# DATA IN THIS EXERCISE

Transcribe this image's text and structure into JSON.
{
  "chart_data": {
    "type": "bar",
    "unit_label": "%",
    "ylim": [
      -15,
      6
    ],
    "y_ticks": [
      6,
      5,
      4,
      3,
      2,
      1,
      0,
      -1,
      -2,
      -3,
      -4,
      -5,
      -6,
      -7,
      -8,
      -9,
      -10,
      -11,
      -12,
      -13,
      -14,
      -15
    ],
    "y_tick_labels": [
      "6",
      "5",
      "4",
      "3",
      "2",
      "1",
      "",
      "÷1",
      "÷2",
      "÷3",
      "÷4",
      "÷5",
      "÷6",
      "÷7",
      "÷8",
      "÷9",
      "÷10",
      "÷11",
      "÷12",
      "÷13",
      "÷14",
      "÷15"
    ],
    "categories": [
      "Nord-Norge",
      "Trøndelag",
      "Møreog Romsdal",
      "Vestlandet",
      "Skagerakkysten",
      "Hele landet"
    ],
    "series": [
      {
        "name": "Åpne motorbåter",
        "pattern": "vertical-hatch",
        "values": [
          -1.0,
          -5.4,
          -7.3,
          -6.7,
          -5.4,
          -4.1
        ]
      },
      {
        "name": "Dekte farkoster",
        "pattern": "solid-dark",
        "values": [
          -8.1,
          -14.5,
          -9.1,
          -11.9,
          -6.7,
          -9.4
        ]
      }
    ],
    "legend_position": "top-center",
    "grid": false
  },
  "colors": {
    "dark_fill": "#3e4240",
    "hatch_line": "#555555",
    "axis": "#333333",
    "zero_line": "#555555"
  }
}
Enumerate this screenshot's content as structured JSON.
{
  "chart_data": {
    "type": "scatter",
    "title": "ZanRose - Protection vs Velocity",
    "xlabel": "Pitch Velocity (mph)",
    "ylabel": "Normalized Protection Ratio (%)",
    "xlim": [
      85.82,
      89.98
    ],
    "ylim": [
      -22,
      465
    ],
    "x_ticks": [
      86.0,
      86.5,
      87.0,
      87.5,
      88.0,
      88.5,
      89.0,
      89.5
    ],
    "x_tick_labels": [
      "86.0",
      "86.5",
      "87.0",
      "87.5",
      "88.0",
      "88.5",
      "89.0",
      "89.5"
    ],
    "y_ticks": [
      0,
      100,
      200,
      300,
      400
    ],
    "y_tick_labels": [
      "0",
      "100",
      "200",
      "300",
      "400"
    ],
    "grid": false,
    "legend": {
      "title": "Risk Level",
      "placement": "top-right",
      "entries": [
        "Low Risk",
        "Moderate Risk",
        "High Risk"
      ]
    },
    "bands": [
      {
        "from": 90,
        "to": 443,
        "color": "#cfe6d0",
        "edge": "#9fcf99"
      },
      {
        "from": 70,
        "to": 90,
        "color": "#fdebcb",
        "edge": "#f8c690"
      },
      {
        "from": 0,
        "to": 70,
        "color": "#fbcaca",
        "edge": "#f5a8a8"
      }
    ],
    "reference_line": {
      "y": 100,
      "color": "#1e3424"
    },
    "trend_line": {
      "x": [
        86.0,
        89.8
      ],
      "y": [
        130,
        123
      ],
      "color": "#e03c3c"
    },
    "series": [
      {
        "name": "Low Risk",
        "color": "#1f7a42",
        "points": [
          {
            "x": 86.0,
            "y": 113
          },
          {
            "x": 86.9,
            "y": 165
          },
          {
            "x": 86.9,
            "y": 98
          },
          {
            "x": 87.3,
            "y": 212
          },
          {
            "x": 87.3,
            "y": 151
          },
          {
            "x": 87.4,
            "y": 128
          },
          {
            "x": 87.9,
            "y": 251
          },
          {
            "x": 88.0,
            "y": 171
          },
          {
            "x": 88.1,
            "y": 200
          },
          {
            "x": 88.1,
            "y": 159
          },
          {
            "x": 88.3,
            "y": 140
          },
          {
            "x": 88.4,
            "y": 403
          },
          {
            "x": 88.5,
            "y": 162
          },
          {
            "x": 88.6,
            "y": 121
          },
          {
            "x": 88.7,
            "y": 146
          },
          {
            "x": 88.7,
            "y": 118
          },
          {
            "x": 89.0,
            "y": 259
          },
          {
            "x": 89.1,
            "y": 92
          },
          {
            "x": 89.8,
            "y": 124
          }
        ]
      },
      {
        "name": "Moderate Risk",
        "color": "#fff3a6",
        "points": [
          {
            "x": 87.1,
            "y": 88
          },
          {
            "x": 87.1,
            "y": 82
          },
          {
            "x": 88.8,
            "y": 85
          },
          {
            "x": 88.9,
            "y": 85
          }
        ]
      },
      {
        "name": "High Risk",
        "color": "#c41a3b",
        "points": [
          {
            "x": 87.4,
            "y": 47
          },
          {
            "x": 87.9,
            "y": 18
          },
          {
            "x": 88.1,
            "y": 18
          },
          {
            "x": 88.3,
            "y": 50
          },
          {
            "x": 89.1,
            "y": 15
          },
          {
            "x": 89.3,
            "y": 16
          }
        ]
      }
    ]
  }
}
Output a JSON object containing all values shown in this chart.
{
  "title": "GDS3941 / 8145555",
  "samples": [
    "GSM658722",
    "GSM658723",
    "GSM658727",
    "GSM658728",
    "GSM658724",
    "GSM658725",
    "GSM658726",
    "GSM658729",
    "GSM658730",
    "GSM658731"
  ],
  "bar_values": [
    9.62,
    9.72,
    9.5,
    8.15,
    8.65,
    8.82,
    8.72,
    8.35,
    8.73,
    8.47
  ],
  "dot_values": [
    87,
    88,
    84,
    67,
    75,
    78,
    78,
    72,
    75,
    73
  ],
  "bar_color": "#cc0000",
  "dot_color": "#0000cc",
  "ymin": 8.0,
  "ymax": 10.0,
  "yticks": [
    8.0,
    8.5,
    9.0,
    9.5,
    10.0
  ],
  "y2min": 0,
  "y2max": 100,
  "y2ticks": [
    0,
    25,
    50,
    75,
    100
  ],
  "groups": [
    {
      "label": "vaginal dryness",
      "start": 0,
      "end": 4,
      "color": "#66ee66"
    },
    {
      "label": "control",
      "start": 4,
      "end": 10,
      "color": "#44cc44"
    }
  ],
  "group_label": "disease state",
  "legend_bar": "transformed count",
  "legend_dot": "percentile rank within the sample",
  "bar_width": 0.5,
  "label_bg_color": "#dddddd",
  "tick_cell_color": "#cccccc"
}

# INSTRUCTION
Every entry above should be retyped exactly as shown.

# COMPLETE RESPONSE
Transcribe this image's text and structure into JSON.
{
  "chart_data": {
    "type": "bar",
    "unit_label": "%",
    "ylim": [
      -15,
      6
    ],
    "y_ticks": [
      6,
      5,
      4,
      3,
      2,
      1,
      0,
      -1,
      -2,
      -3,
      -4,
      -5,
      -6,
      -7,
      -8,
      -9,
      -10,
      -11,
      -12,
      -13,
      -14,
      -15
    ],
    "y_tick_labels": [
      "6",
      "5",
      "4",
      "3",
      "2",
      "1",
      "",
      "÷1",
      "÷2",
      "÷3",
      "÷4",
      "÷5",
      "÷6",
      "÷7",
      "÷8",
      "÷9",
      "÷10",
      "÷11",
      "÷12",
      "÷13",
      "÷14",
      "÷15"
    ],
    "categories": [
      "Nord-Norge",
      "Trøndelag",
      "Møreog Romsdal",
      "Vestlandet",
      "Skagerakkysten",
      "Hele landet"
    ],
    "series": [
      {
        "name": "Åpne motorbåter",
        "pattern": "vertical-hatch",
        "values": [
          -1.0,
          -5.4,
          -7.3,
          -6.7,
          -5.4,
          -4.1
        ]
      },
      {
        "name": "Dekte farkoster",
        "pattern": "solid-dark",
        "values": [
          -8.1,
          -14.5,
          -9.1,
          -11.9,
          -6.7,
          -9.4
        ]
      }
    ],
    "legend_position": "top-center",
    "grid": false
  },
  "colors": {
    "dark_fill": "#3e4240",
    "hatch_line": "#555555",
    "axis": "#333333",
    "zero_line": "#555555"
  }
}
Enumerate this screenshot's content as structured JSON.
{
  "chart_data": {
    "type": "scatter",
    "title": "ZanRose - Protection vs Velocity",
    "xlabel": "Pitch Velocity (mph)",
    "ylabel": "Normalized Protection Ratio (%)",
    "xlim": [
      85.82,
      89.98
    ],
    "ylim": [
      -22,
      465
    ],
    "x_ticks": [
      86.0,
      86.5,
      87.0,
      87.5,
      88.0,
      88.5,
      89.0,
      89.5
    ],
    "x_tick_labels": [
      "86.0",
      "86.5",
      "87.0",
      "87.5",
      "88.0",
      "88.5",
      "89.0",
      "89.5"
    ],
    "y_ticks": [
      0,
      100,
      200,
      300,
      400
    ],
    "y_tick_labels": [
      "0",
      "100",
      "200",
      "300",
      "400"
    ],
    "grid": false,
    "legend": {
      "title": "Risk Level",
      "placement": "top-right",
      "entries": [
        "Low Risk",
        "Moderate Risk",
        "High Risk"
      ]
    },
    "bands": [
      {
        "from": 90,
        "to": 443,
        "color": "#cfe6d0",
        "edge": "#9fcf99"
      },
      {
        "from": 70,
        "to": 90,
        "color": "#fdebcb",
        "edge": "#f8c690"
      },
      {
        "from": 0,
        "to": 70,
        "color": "#fbcaca",
        "edge": "#f5a8a8"
      }
    ],
    "reference_line": {
      "y": 100,
      "color": "#1e3424"
    },
    "trend_line": {
      "x": [
        86.0,
        89.8
      ],
      "y": [
        130,
        123
      ],
      "color": "#e03c3c"
    },
    "series": [
      {
        "name": "Low Risk",
        "color": "#1f7a42",
        "points": [
          {
            "x": 86.0,
            "y": 113
          },
          {
            "x": 86.9,
            "y": 165
          },
          {
            "x": 86.9,
            "y": 98
          },
          {
            "x": 87.3,
            "y": 212
          },
          {
            "x": 87.3,
            "y": 151
          },
          {
            "x": 87.4,
            "y": 128
          },
          {
            "x": 87.9,
            "y": 251
          },
          {
            "x": 88.0,
            "y": 171
          },
          {
            "x": 88.1,
            "y": 200
          },
          {
            "x": 88.1,
            "y": 159
          },
          {
            "x": 88.3,
            "y": 140
          },
          {
            "x": 88.4,
            "y": 403
          },
          {
            "x": 88.5,
            "y": 162
          },
          {
            "x": 88.6,
            "y": 121
          },
          {
            "x": 88.7,
            "y": 146
          },
          {
            "x": 88.7,
            "y": 118
          },
          {
            "x": 89.0,
            "y": 259
          },
          {
            "x": 89.1,
            "y": 92
          },
          {
            "x": 89.8,
            "y": 124
          }
        ]
      },
      {
        "name": "Moderate Risk",
        "color": "#fff3a6",
        "points": [
          {
            "x": 87.1,
            "y": 88
          },
          {
            "x": 87.1,
            "y": 82
          },
          {
            "x": 88.8,
            "y": 85
          },
          {
            "x": 88.9,
            "y": 85
          }
        ]
      },
      {
        "name": "High Risk",
        "color": "#c41a3b",
        "points": [
          {
            "x": 87.4,
            "y": 47
          },
          {
            "x": 87.9,
            "y": 18
          },
          {
            "x": 88.1,
            "y": 18
          },
          {
            "x": 88.3,
            "y": 50
          },
          {
            "x": 89.1,
            "y": 15
          },
          {
            "x": 89.3,
            "y": 16
          }
        ]
      }
    ]
  }
}
Output a JSON object containing all values shown in this chart.
{
  "title": "GDS3941 / 8145555",
  "samples": [
    "GSM658722",
    "GSM658723",
    "GSM658727",
    "GSM658728",
    "GSM658724",
    "GSM658725",
    "GSM658726",
    "GSM658729",
    "GSM658730",
    "GSM658731"
  ],
  "bar_values": [
    9.62,
    9.72,
    9.5,
    8.15,
    8.65,
    8.82,
    8.72,
    8.35,
    8.73,
    8.47
  ],
  "dot_values": [
    87,
    88,
    84,
    67,
    75,
    78,
    78,
    72,
    75,
    73
  ],
  "bar_color": "#cc0000",
  "dot_color": "#0000cc",
  "ymin": 8.0,
  "ymax": 10.0,
  "yticks": [
    8.0,
    8.5,
    9.0,
    9.5,
    10.0
  ],
  "y2min": 0,
  "y2max": 100,
  "y2ticks": [
    0,
    25,
    50,
    75,
    100
  ],
  "groups": [
    {
      "label": "vaginal dryness",
      "start": 0,
      "end": 4,
      "color": "#66ee66"
    },
    {
      "label": "control",
      "start": 4,
      "end": 10,
      "color": "#44cc44"
    }
  ],
  "group_label": "disease state",
  "legend_bar": "transformed count",
  "legend_dot": "percentile rank within the sample",
  "bar_width": 0.5,
  "label_bg_color": "#dddddd",
  "tick_cell_color": "#cccccc"
}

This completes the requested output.